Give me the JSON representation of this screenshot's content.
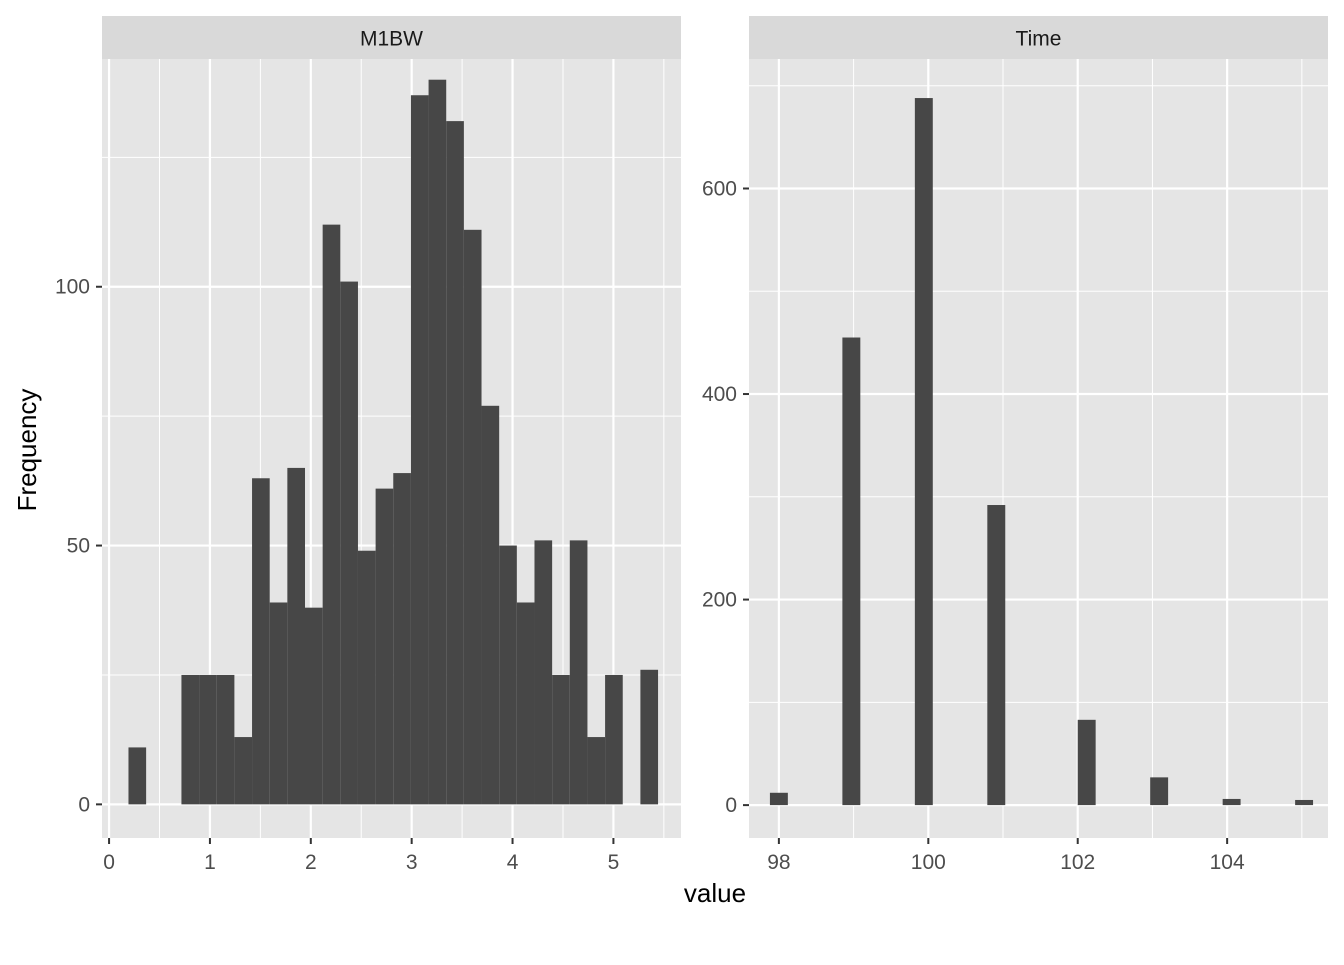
{
  "chart_data": {
    "type": "bar",
    "ylabel": "Frequency",
    "xlabel": "value",
    "colors": {
      "bar": "#474747",
      "panel_bg": "#e5e5e5",
      "strip_bg": "#d9d9d9",
      "grid": "#ffffff",
      "text": "#4d4d4d"
    },
    "grid": true,
    "panels": [
      {
        "strip": "M1BW",
        "xlim": [
          -0.07,
          5.67
        ],
        "ylim": [
          -6.5,
          144
        ],
        "xticks": [
          0,
          1,
          2,
          3,
          4,
          5
        ],
        "xtick_labels": [
          "0",
          "1",
          "2",
          "3",
          "4",
          "5"
        ],
        "yticks": [
          0,
          50,
          100
        ],
        "ytick_labels": [
          "0",
          "50",
          "100"
        ],
        "bin_width": 0.175,
        "bins": [
          {
            "x": 0.28,
            "count": 11
          },
          {
            "x": 0.455,
            "count": 0
          },
          {
            "x": 0.63,
            "count": 0
          },
          {
            "x": 0.805,
            "count": 25
          },
          {
            "x": 0.98,
            "count": 25
          },
          {
            "x": 1.155,
            "count": 25
          },
          {
            "x": 1.33,
            "count": 13
          },
          {
            "x": 1.505,
            "count": 63
          },
          {
            "x": 1.68,
            "count": 39
          },
          {
            "x": 1.855,
            "count": 65
          },
          {
            "x": 2.03,
            "count": 38
          },
          {
            "x": 2.205,
            "count": 112
          },
          {
            "x": 2.38,
            "count": 101
          },
          {
            "x": 2.555,
            "count": 49
          },
          {
            "x": 2.73,
            "count": 61
          },
          {
            "x": 2.905,
            "count": 64
          },
          {
            "x": 3.08,
            "count": 137
          },
          {
            "x": 3.255,
            "count": 140
          },
          {
            "x": 3.43,
            "count": 132
          },
          {
            "x": 3.605,
            "count": 111
          },
          {
            "x": 3.78,
            "count": 77
          },
          {
            "x": 3.955,
            "count": 50
          },
          {
            "x": 4.13,
            "count": 39
          },
          {
            "x": 4.305,
            "count": 51
          },
          {
            "x": 4.48,
            "count": 25
          },
          {
            "x": 4.655,
            "count": 51
          },
          {
            "x": 4.83,
            "count": 13
          },
          {
            "x": 5.005,
            "count": 25
          },
          {
            "x": 5.18,
            "count": 0
          },
          {
            "x": 5.355,
            "count": 26
          }
        ]
      },
      {
        "strip": "Time",
        "xlim": [
          97.6,
          105.35
        ],
        "ylim": [
          -32,
          726
        ],
        "xticks": [
          98,
          100,
          102,
          104
        ],
        "xtick_labels": [
          "98",
          "100",
          "102",
          "104"
        ],
        "yticks": [
          0,
          200,
          400,
          600
        ],
        "ytick_labels": [
          "0",
          "200",
          "400",
          "600"
        ],
        "bin_width": 0.24,
        "bins": [
          {
            "x": 98.0,
            "count": 12
          },
          {
            "x": 98.97,
            "count": 455
          },
          {
            "x": 99.94,
            "count": 688
          },
          {
            "x": 100.91,
            "count": 292
          },
          {
            "x": 102.12,
            "count": 83
          },
          {
            "x": 103.09,
            "count": 27
          },
          {
            "x": 104.06,
            "count": 6
          },
          {
            "x": 105.03,
            "count": 5
          }
        ]
      }
    ]
  }
}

* **SHORT TASK**
Reproduce the material word for word, minus the images.

* **REPLY TO THE TASK**
Give me the JSON representation of this screenshot's content.
{
  "chart_data": {
    "type": "bar",
    "ylabel": "Frequency",
    "xlabel": "value",
    "colors": {
      "bar": "#474747",
      "panel_bg": "#e5e5e5",
      "strip_bg": "#d9d9d9",
      "grid": "#ffffff",
      "text": "#4d4d4d"
    },
    "grid": true,
    "panels": [
      {
        "strip": "M1BW",
        "xlim": [
          -0.07,
          5.67
        ],
        "ylim": [
          -6.5,
          144
        ],
        "xticks": [
          0,
          1,
          2,
          3,
          4,
          5
        ],
        "xtick_labels": [
          "0",
          "1",
          "2",
          "3",
          "4",
          "5"
        ],
        "yticks": [
          0,
          50,
          100
        ],
        "ytick_labels": [
          "0",
          "50",
          "100"
        ],
        "bin_width": 0.175,
        "bins": [
          {
            "x": 0.28,
            "count": 11
          },
          {
            "x": 0.455,
            "count": 0
          },
          {
            "x": 0.63,
            "count": 0
          },
          {
            "x": 0.805,
            "count": 25
          },
          {
            "x": 0.98,
            "count": 25
          },
          {
            "x": 1.155,
            "count": 25
          },
          {
            "x": 1.33,
            "count": 13
          },
          {
            "x": 1.505,
            "count": 63
          },
          {
            "x": 1.68,
            "count": 39
          },
          {
            "x": 1.855,
            "count": 65
          },
          {
            "x": 2.03,
            "count": 38
          },
          {
            "x": 2.205,
            "count": 112
          },
          {
            "x": 2.38,
            "count": 101
          },
          {
            "x": 2.555,
            "count": 49
          },
          {
            "x": 2.73,
            "count": 61
          },
          {
            "x": 2.905,
            "count": 64
          },
          {
            "x": 3.08,
            "count": 137
          },
          {
            "x": 3.255,
            "count": 140
          },
          {
            "x": 3.43,
            "count": 132
          },
          {
            "x": 3.605,
            "count": 111
          },
          {
            "x": 3.78,
            "count": 77
          },
          {
            "x": 3.955,
            "count": 50
          },
          {
            "x": 4.13,
            "count": 39
          },
          {
            "x": 4.305,
            "count": 51
          },
          {
            "x": 4.48,
            "count": 25
          },
          {
            "x": 4.655,
            "count": 51
          },
          {
            "x": 4.83,
            "count": 13
          },
          {
            "x": 5.005,
            "count": 25
          },
          {
            "x": 5.18,
            "count": 0
          },
          {
            "x": 5.355,
            "count": 26
          }
        ]
      },
      {
        "strip": "Time",
        "xlim": [
          97.6,
          105.35
        ],
        "ylim": [
          -32,
          726
        ],
        "xticks": [
          98,
          100,
          102,
          104
        ],
        "xtick_labels": [
          "98",
          "100",
          "102",
          "104"
        ],
        "yticks": [
          0,
          200,
          400,
          600
        ],
        "ytick_labels": [
          "0",
          "200",
          "400",
          "600"
        ],
        "bin_width": 0.24,
        "bins": [
          {
            "x": 98.0,
            "count": 12
          },
          {
            "x": 98.97,
            "count": 455
          },
          {
            "x": 99.94,
            "count": 688
          },
          {
            "x": 100.91,
            "count": 292
          },
          {
            "x": 102.12,
            "count": 83
          },
          {
            "x": 103.09,
            "count": 27
          },
          {
            "x": 104.06,
            "count": 6
          },
          {
            "x": 105.03,
            "count": 5
          }
        ]
      }
    ]
  }
}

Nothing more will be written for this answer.